**Excerpted passage**
+===+
HydroGeoSphere's Materials dialog is accessed by right-clicking on the simulation in the Project Explorer and selecting Materials from the menu. The left side of the dialog contains a table with columns for the name, the domain, and the zone. Each domain contains various inputs to define parameters, which appear on the right side of the Materials dialog. There are three domains available for the HydroGeoSphere model in GMS: porous media, surface flow, and ET (evapotranspiration).

HydroGeoSphere Materials dialog

Domain: Porous Media

"Porous media" is the first domain option in the Materials dialog of the HydroGeoSphere model. The following options appear on the right side of the Materials dialog when "Porous media" is selected under the Domain column in the table on the left side of the dialog.

Porous media

  • K isotropic – isotropic hydraulic conductivity
  • K anisotropic – anisotropic hydraulic conductivity
    • Kxx – diagonal terms of the hydraulic conductivity tensor
    • Kyy – diagonal terms of the hydraulic conductivity tensor
    • Kzz – diagonal terms of the hydraulic conductivity tensor
  • Time dependent K for chosen elements – table defining time on and hydraulic conductivities in the x-, y-, and z- directions for each panel.
  • Specific storage – default value of 1.0x10-4.
+===+
**Supplied material**
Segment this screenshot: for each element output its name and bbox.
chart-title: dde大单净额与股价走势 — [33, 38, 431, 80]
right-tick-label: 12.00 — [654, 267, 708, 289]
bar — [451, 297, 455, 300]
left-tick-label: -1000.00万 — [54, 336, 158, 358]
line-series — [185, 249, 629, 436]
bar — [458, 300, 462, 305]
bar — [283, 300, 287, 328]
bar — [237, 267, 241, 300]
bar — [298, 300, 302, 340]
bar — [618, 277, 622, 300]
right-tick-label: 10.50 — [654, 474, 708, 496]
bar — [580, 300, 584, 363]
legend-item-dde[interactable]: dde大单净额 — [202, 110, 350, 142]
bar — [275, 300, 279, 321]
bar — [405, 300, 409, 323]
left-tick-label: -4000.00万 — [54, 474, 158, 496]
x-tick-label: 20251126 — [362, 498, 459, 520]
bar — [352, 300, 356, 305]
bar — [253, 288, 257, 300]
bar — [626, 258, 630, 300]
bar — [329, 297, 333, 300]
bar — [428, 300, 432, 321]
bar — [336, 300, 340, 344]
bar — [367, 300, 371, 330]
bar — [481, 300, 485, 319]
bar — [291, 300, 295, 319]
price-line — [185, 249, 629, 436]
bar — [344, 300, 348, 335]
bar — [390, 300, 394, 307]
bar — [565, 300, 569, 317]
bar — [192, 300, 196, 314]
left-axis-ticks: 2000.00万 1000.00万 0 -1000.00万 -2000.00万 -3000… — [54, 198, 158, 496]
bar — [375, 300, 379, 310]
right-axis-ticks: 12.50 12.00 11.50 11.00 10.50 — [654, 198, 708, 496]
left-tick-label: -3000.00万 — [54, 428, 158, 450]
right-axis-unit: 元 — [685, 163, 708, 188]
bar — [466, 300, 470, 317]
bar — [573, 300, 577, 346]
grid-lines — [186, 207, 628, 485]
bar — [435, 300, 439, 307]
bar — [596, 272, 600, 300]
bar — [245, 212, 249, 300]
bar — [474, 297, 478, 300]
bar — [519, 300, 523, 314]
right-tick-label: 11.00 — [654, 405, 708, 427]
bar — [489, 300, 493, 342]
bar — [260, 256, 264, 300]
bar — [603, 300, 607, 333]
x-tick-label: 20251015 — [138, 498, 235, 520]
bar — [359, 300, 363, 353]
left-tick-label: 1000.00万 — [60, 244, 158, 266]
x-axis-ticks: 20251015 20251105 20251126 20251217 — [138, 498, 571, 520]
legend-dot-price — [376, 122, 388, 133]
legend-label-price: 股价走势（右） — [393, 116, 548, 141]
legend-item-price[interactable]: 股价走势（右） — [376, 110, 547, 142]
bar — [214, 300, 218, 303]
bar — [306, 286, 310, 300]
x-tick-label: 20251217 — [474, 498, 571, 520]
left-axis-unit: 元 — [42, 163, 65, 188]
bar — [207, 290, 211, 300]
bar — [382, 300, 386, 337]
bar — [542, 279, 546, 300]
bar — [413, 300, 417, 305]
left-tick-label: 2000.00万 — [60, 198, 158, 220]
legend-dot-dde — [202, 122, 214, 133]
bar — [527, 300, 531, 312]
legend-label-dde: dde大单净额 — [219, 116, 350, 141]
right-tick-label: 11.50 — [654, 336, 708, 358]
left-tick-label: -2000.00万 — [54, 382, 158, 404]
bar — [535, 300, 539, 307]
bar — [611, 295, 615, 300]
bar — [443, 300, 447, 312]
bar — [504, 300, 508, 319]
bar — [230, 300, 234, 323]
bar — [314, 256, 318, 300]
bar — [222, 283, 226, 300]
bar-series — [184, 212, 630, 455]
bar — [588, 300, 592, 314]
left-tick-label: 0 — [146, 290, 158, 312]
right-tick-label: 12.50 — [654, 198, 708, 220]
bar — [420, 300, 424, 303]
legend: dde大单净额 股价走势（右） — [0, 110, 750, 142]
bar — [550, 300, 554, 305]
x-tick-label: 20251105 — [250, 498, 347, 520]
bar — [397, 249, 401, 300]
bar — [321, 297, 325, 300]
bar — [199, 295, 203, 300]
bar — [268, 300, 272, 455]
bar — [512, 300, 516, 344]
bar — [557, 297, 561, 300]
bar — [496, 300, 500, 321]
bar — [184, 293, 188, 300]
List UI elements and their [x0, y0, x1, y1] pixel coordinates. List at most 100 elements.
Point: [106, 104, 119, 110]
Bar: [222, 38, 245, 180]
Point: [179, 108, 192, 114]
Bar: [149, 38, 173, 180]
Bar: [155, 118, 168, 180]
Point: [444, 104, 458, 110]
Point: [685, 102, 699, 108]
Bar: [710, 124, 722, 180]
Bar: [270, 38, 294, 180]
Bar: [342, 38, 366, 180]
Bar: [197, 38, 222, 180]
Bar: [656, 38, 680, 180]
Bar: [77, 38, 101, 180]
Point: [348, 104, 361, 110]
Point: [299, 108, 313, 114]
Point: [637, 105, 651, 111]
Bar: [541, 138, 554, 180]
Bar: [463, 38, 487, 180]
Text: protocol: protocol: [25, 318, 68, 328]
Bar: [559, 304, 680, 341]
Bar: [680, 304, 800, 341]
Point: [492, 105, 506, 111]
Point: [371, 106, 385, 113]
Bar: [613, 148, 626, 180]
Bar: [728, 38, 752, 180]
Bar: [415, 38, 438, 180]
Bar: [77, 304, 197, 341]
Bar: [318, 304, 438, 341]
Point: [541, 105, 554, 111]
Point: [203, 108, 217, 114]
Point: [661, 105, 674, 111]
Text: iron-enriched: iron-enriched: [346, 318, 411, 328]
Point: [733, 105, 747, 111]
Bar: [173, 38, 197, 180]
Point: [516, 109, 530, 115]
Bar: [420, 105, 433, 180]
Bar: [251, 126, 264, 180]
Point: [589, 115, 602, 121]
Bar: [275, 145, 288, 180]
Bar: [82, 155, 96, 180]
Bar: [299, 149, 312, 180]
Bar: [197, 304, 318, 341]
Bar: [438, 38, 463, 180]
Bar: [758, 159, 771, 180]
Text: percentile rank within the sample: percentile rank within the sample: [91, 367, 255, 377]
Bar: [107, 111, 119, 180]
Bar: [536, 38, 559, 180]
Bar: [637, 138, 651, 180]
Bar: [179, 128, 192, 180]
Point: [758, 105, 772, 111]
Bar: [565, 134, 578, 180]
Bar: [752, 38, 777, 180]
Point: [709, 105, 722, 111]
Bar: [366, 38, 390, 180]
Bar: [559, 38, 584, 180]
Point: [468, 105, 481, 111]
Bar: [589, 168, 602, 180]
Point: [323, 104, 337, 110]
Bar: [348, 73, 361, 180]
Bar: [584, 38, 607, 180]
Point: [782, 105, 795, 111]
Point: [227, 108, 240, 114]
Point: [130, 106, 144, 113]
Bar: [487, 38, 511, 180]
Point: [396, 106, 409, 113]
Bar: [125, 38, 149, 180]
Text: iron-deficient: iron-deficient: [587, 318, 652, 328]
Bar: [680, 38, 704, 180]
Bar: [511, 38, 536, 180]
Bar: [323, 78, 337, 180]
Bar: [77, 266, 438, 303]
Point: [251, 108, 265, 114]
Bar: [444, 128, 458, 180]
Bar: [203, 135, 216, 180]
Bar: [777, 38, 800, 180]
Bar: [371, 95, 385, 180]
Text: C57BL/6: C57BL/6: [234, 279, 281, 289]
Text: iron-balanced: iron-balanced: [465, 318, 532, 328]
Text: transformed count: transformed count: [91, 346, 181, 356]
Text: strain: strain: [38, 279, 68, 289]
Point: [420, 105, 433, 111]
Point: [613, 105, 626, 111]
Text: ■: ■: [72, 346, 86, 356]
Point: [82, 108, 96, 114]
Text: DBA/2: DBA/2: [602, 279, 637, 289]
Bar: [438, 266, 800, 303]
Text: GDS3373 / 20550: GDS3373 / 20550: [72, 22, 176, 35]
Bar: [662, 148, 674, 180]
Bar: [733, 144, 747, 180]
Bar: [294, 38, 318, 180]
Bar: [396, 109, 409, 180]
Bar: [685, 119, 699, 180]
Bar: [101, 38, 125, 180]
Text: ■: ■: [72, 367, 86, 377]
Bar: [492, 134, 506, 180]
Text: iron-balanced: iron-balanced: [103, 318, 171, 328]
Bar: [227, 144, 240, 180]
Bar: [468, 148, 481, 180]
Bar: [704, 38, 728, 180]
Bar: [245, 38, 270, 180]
+===+
**Challenges**
1 > Check each statement against the passage on the HydroGeoSphere Materials dialog above. Answer yes or no for each, and quote the exact words from the passage that decide it.
(a) The Materials dialog is opened by double-clicking the simulation in the Project Explorer.
(b) GMS offers three domains for the HydroGeoSphere model.
(c) The table on the left side of the dialog has a column for hydraulic conductivity.
2 > According to the passage on the HydroGeoSphere Materials dialog, where in the dialog do the parameter inputs for each domain appear?
3 > Resume the passage on the HydroGeoSphere Materials dialog after its last sentence.

**Results for the exercise**
1 >
(a) No: "accessed by right-clicking on the simulation in the Project Explorer and selecting Materials from the menu"
(b) Yes: "There are three domains available for the HydroGeoSphere model in GMS: porous media, surface flow, and ET (evapotranspiration)."
(c) No: "The left side of the dialog contains a table with columns for the name, the domain, and the zone."

2 > On the right side of the Materials dialog.

3 >
  • Porosity – default value of 0.375.

Unsaturated tables or functions – choose either tables or functions to enter the unsaturated values.

  • Unsaturated tables
    • Saturation-relative k – paired values of saturation and relative permeability entered in a table from lowest to highest saturation.
    • Pressure-saturation – paired values of pressure and saturation entered in a table from lowest pressure to highest pressure, usually zero.

Unsaturated functions – two functions methods are available, which are brooks-corey and van genuchten. These are selected from a dropdown menu.

  • brooks-corey
    • Residual saturation – residual water saturation.
    • Alpha – for the brooks-corey function, this value is computed automatically from the air entry pressure.
    • Beta – for the brooks-corey formulation
    • Pore connectivity
    • Air entry pressure
    • Exponent
    • Minimum relative permeability – during a simulation, the model will choose the maximum value for relative permeability between the minimum value specified here, and the value computed from the active function. This option may improve convergence of the nonlinear solution.
    • Table smoothness factor – smaller values cause more points to be generated for a smoother, more accurate table.
    • Table minimum pressure – minimum pressure value in the pressure saturation table.
    • Table maximum s-k slope – maximum slope of the saturation-relative permeability curve when nearing the full saturation.
    • Use tabulated unsaturated functions – generate tables from the functional constitutive relationships and causes grok to use those tables instead of the functions.
  • van genuchten
    • Residual saturation – residual water saturation.
    • Alpha
    • Beta – for van genuchten this value must be greater than 1.0.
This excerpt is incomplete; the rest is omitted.